*Short task*. For the copy, please give all of the data again exactly and leave the pictures out.

*Given records*.
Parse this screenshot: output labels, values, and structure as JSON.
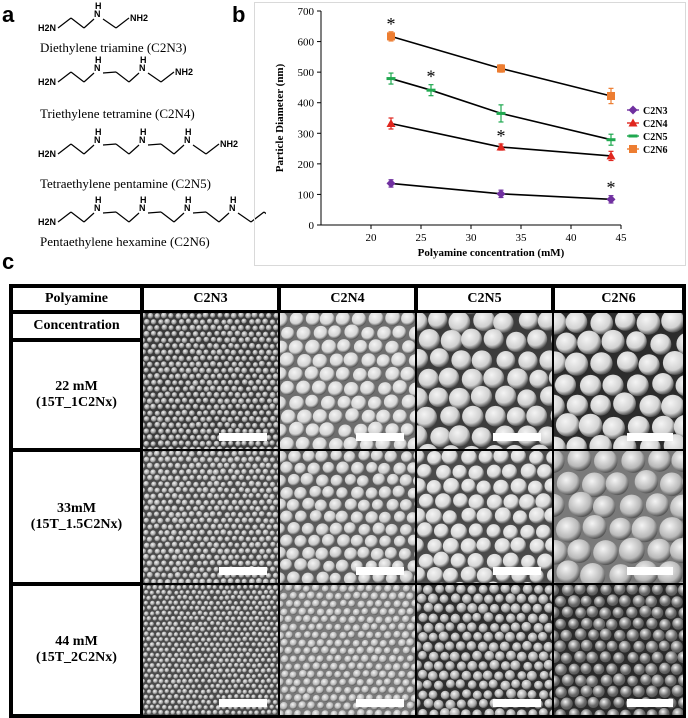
{
  "panels": {
    "a": "a",
    "b": "b",
    "c": "c"
  },
  "molecules": [
    {
      "name": "Diethylene triamine (C2N3)",
      "n_groups": 1
    },
    {
      "name": "Triethylene tetramine (C2N4)",
      "n_groups": 2
    },
    {
      "name": "Tetraethylene pentamine (C2N5)",
      "n_groups": 3
    },
    {
      "name": "Pentaethylene hexamine (C2N6)",
      "n_groups": 4
    }
  ],
  "atom_labels": {
    "h2n": "H2N",
    "nh2": "NH2",
    "h": "H",
    "n": "N"
  },
  "chart_data": {
    "type": "line",
    "xlabel": "Polyamine concentration (mM)",
    "ylabel": "Particle Diameter (nm)",
    "xlim": [
      15,
      45
    ],
    "ylim": [
      0,
      700
    ],
    "xticks": [
      20,
      25,
      30,
      35,
      40,
      45
    ],
    "yticks": [
      0,
      100,
      200,
      300,
      400,
      500,
      600,
      700
    ],
    "grid": false,
    "legend": "right",
    "annotations": [
      "*"
    ],
    "series": [
      {
        "name": "C2N3",
        "color": "#7030a0",
        "marker": "diamond",
        "points": [
          [
            22,
            136
          ],
          [
            33,
            102
          ],
          [
            44,
            84
          ]
        ],
        "errors": [
          12,
          12,
          12
        ],
        "star": [
          44,
          84
        ]
      },
      {
        "name": "C2N4",
        "color": "#e0261e",
        "marker": "triangle",
        "points": [
          [
            22,
            332
          ],
          [
            33,
            255
          ],
          [
            44,
            226
          ]
        ],
        "errors": [
          18,
          10,
          15
        ],
        "star": [
          33,
          255
        ]
      },
      {
        "name": "C2N5",
        "color": "#1fa84f",
        "marker": "dash",
        "points": [
          [
            22,
            479
          ],
          [
            26,
            441
          ],
          [
            33,
            365
          ],
          [
            44,
            279
          ]
        ],
        "errors": [
          18,
          18,
          28,
          18
        ],
        "star": [
          26,
          441
        ]
      },
      {
        "name": "C2N6",
        "color": "#ed7d31",
        "marker": "square",
        "points": [
          [
            22,
            617
          ],
          [
            33,
            512
          ],
          [
            44,
            422
          ]
        ],
        "errors": [
          15,
          12,
          25
        ],
        "star": [
          22,
          617
        ]
      }
    ]
  },
  "table": {
    "corner_label": "Polyamine",
    "columns": [
      "C2N3",
      "C2N4",
      "C2N5",
      "C2N6"
    ],
    "concentration_label": "Concentration",
    "rows": [
      {
        "line1": "22 mM",
        "line2": "(15T_1C2Nx)"
      },
      {
        "line1": "33mM",
        "line2": "(15T_1.5C2Nx)"
      },
      {
        "line1": "44 mM",
        "line2": "(15T_2C2Nx)"
      }
    ],
    "images": [
      [
        {
          "sphere": 7,
          "bg": "#3a3a3a",
          "fill": "#9a9a9a"
        },
        {
          "sphere": 16,
          "bg": "#6e6e6e",
          "fill": "#d4d4d4"
        },
        {
          "sphere": 22,
          "bg": "#3c3c3c",
          "fill": "#cfcfcf"
        },
        {
          "sphere": 24,
          "bg": "#2c2c2c",
          "fill": "#d2d2d2"
        }
      ],
      [
        {
          "sphere": 7,
          "bg": "#4a4a4a",
          "fill": "#a8a8a8"
        },
        {
          "sphere": 14,
          "bg": "#5a5a5a",
          "fill": "#c9c9c9"
        },
        {
          "sphere": 17,
          "bg": "#4a4a4a",
          "fill": "#d6d6d6"
        },
        {
          "sphere": 26,
          "bg": "#7a7a7a",
          "fill": "#b8b8b8"
        }
      ],
      [
        {
          "sphere": 6,
          "bg": "#4a4a4a",
          "fill": "#a5a5a5"
        },
        {
          "sphere": 9,
          "bg": "#7a7a7a",
          "fill": "#b4b4b4"
        },
        {
          "sphere": 11,
          "bg": "#2e2e2e",
          "fill": "#a6a6a6"
        },
        {
          "sphere": 13,
          "bg": "#2a2a2a",
          "fill": "#6a6a6a"
        }
      ]
    ]
  }
}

*Result*.
Parse this screenshot: output labels, values, and structure as JSON.
{
  "panels": {
    "a": "a",
    "b": "b",
    "c": "c"
  },
  "molecules": [
    {
      "name": "Diethylene triamine (C2N3)",
      "n_groups": 1
    },
    {
      "name": "Triethylene tetramine (C2N4)",
      "n_groups": 2
    },
    {
      "name": "Tetraethylene pentamine (C2N5)",
      "n_groups": 3
    },
    {
      "name": "Pentaethylene hexamine (C2N6)",
      "n_groups": 4
    }
  ],
  "atom_labels": {
    "h2n": "H2N",
    "nh2": "NH2",
    "h": "H",
    "n": "N"
  },
  "chart_data": {
    "type": "line",
    "xlabel": "Polyamine concentration (mM)",
    "ylabel": "Particle Diameter (nm)",
    "xlim": [
      15,
      45
    ],
    "ylim": [
      0,
      700
    ],
    "xticks": [
      20,
      25,
      30,
      35,
      40,
      45
    ],
    "yticks": [
      0,
      100,
      200,
      300,
      400,
      500,
      600,
      700
    ],
    "grid": false,
    "legend": "right",
    "annotations": [
      "*"
    ],
    "series": [
      {
        "name": "C2N3",
        "color": "#7030a0",
        "marker": "diamond",
        "points": [
          [
            22,
            136
          ],
          [
            33,
            102
          ],
          [
            44,
            84
          ]
        ],
        "errors": [
          12,
          12,
          12
        ],
        "star": [
          44,
          84
        ]
      },
      {
        "name": "C2N4",
        "color": "#e0261e",
        "marker": "triangle",
        "points": [
          [
            22,
            332
          ],
          [
            33,
            255
          ],
          [
            44,
            226
          ]
        ],
        "errors": [
          18,
          10,
          15
        ],
        "star": [
          33,
          255
        ]
      },
      {
        "name": "C2N5",
        "color": "#1fa84f",
        "marker": "dash",
        "points": [
          [
            22,
            479
          ],
          [
            26,
            441
          ],
          [
            33,
            365
          ],
          [
            44,
            279
          ]
        ],
        "errors": [
          18,
          18,
          28,
          18
        ],
        "star": [
          26,
          441
        ]
      },
      {
        "name": "C2N6",
        "color": "#ed7d31",
        "marker": "square",
        "points": [
          [
            22,
            617
          ],
          [
            33,
            512
          ],
          [
            44,
            422
          ]
        ],
        "errors": [
          15,
          12,
          25
        ],
        "star": [
          22,
          617
        ]
      }
    ]
  },
  "table": {
    "corner_label": "Polyamine",
    "columns": [
      "C2N3",
      "C2N4",
      "C2N5",
      "C2N6"
    ],
    "concentration_label": "Concentration",
    "rows": [
      {
        "line1": "22 mM",
        "line2": "(15T_1C2Nx)"
      },
      {
        "line1": "33mM",
        "line2": "(15T_1.5C2Nx)"
      },
      {
        "line1": "44 mM",
        "line2": "(15T_2C2Nx)"
      }
    ],
    "images": [
      [
        {
          "sphere": 7,
          "bg": "#3a3a3a",
          "fill": "#9a9a9a"
        },
        {
          "sphere": 16,
          "bg": "#6e6e6e",
          "fill": "#d4d4d4"
        },
        {
          "sphere": 22,
          "bg": "#3c3c3c",
          "fill": "#cfcfcf"
        },
        {
          "sphere": 24,
          "bg": "#2c2c2c",
          "fill": "#d2d2d2"
        }
      ],
      [
        {
          "sphere": 7,
          "bg": "#4a4a4a",
          "fill": "#a8a8a8"
        },
        {
          "sphere": 14,
          "bg": "#5a5a5a",
          "fill": "#c9c9c9"
        },
        {
          "sphere": 17,
          "bg": "#4a4a4a",
          "fill": "#d6d6d6"
        },
        {
          "sphere": 26,
          "bg": "#7a7a7a",
          "fill": "#b8b8b8"
        }
      ],
      [
        {
          "sphere": 6,
          "bg": "#4a4a4a",
          "fill": "#a5a5a5"
        },
        {
          "sphere": 9,
          "bg": "#7a7a7a",
          "fill": "#b4b4b4"
        },
        {
          "sphere": 11,
          "bg": "#2e2e2e",
          "fill": "#a6a6a6"
        },
        {
          "sphere": 13,
          "bg": "#2a2a2a",
          "fill": "#6a6a6a"
        }
      ]
    ]
  }
}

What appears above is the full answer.